**DIRECTIVE:**
Please return the full listing below without altering anything.

-- begin THE RECORDS --

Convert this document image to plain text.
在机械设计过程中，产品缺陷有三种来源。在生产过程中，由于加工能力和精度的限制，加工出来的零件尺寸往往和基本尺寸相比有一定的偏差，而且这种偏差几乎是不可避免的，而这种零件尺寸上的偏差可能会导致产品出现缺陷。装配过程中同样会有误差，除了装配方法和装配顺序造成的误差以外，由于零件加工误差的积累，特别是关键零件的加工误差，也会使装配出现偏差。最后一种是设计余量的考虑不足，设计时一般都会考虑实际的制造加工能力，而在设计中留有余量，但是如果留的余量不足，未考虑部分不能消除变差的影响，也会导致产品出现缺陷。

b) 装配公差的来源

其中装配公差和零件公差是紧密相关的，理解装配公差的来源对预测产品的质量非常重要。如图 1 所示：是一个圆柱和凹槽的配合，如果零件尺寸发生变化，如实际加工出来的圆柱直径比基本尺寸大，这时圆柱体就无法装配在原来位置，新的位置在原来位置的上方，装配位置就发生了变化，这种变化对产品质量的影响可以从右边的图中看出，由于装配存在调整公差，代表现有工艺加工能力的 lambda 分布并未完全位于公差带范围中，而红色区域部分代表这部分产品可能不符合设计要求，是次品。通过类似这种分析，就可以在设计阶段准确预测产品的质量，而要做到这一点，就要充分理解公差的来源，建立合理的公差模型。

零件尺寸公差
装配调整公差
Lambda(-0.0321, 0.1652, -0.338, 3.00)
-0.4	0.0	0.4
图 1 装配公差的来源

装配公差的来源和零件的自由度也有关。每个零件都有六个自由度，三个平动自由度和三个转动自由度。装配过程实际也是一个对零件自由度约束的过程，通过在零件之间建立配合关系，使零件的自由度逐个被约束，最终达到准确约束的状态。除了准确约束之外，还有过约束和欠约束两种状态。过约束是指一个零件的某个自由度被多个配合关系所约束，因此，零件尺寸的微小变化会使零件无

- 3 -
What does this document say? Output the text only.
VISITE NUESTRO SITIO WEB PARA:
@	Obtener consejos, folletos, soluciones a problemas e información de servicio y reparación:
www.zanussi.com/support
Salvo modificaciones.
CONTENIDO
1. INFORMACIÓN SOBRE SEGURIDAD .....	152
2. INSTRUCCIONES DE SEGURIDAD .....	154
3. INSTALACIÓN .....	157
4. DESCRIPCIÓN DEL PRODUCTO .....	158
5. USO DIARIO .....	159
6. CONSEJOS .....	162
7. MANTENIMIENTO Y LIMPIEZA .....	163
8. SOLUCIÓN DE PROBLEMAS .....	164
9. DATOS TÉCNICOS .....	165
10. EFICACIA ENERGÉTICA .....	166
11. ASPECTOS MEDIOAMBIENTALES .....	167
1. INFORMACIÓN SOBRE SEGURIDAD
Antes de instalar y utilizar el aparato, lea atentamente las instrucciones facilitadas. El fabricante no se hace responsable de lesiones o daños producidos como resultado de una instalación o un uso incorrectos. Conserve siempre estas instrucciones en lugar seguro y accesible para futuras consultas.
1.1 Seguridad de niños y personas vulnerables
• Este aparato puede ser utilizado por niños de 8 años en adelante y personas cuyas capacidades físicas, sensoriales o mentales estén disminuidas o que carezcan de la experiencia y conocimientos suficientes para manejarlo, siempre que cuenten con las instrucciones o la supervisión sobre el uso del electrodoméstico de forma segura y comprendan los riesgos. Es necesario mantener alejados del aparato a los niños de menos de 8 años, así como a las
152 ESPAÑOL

-- end THE RECORDS --

**TASK SOLUTION:**
Convert this document image to plain text.
在机械设计过程中，产品缺陷有三种来源。在生产过程中，由于加工能力和精度的限制，加工出来的零件尺寸往往和基本尺寸相比有一定的偏差，而且这种偏差几乎是不可避免的，而这种零件尺寸上的偏差可能会导致产品出现缺陷。装配过程中同样会有误差，除了装配方法和装配顺序造成的误差以外，由于零件加工误差的积累，特别是关键零件的加工误差，也会使装配出现偏差。最后一种是设计余量的考虑不足，设计时一般都会考虑实际的制造加工能力，而在设计中留有余量，但是如果留的余量不足，未考虑部分不能消除变差的影响，也会导致产品出现缺陷。

b) 装配公差的来源

其中装配公差和零件公差是紧密相关的，理解装配公差的来源对预测产品的质量非常重要。如图 1 所示：是一个圆柱和凹槽的配合，如果零件尺寸发生变化，如实际加工出来的圆柱直径比基本尺寸大，这时圆柱体就无法装配在原来位置，新的位置在原来位置的上方，装配位置就发生了变化，这种变化对产品质量的影响可以从右边的图中看出，由于装配存在调整公差，代表现有工艺加工能力的 lambda 分布并未完全位于公差带范围中，而红色区域部分代表这部分产品可能不符合设计要求，是次品。通过类似这种分析，就可以在设计阶段准确预测产品的质量，而要做到这一点，就要充分理解公差的来源，建立合理的公差模型。

零件尺寸公差
装配调整公差
Lambda(-0.0321, 0.1652, -0.338, 3.00)
-0.4	0.0	0.4
图 1 装配公差的来源

装配公差的来源和零件的自由度也有关。每个零件都有六个自由度，三个平动自由度和三个转动自由度。装配过程实际也是一个对零件自由度约束的过程，通过在零件之间建立配合关系，使零件的自由度逐个被约束，最终达到准确约束的状态。除了准确约束之外，还有过约束和欠约束两种状态。过约束是指一个零件的某个自由度被多个配合关系所约束，因此，零件尺寸的微小变化会使零件无

- 3 -
What does this document say? Output the text only.
VISITE NUESTRO SITIO WEB PARA:
@	Obtener consejos, folletos, soluciones a problemas e información de servicio y reparación:
www.zanussi.com/support
Salvo modificaciones.
CONTENIDO
1. INFORMACIÓN SOBRE SEGURIDAD .....	152
2. INSTRUCCIONES DE SEGURIDAD .....	154
3. INSTALACIÓN .....	157
4. DESCRIPCIÓN DEL PRODUCTO .....	158
5. USO DIARIO .....	159
6. CONSEJOS .....	162
7. MANTENIMIENTO Y LIMPIEZA .....	163
8. SOLUCIÓN DE PROBLEMAS .....	164
9. DATOS TÉCNICOS .....	165
10. EFICACIA ENERGÉTICA .....	166
11. ASPECTOS MEDIOAMBIENTALES .....	167
1. INFORMACIÓN SOBRE SEGURIDAD
Antes de instalar y utilizar el aparato, lea atentamente las instrucciones facilitadas. El fabricante no se hace responsable de lesiones o daños producidos como resultado de una instalación o un uso incorrectos. Conserve siempre estas instrucciones en lugar seguro y accesible para futuras consultas.
1.1 Seguridad de niños y personas vulnerables
• Este aparato puede ser utilizado por niños de 8 años en adelante y personas cuyas capacidades físicas, sensoriales o mentales estén disminuidas o que carezcan de la experiencia y conocimientos suficientes para manejarlo, siempre que cuenten con las instrucciones o la supervisión sobre el uso del electrodoméstico de forma segura y comprendan los riesgos. Es necesario mantener alejados del aparato a los niños de menos de 8 años, así como a las
152 ESPAÑOL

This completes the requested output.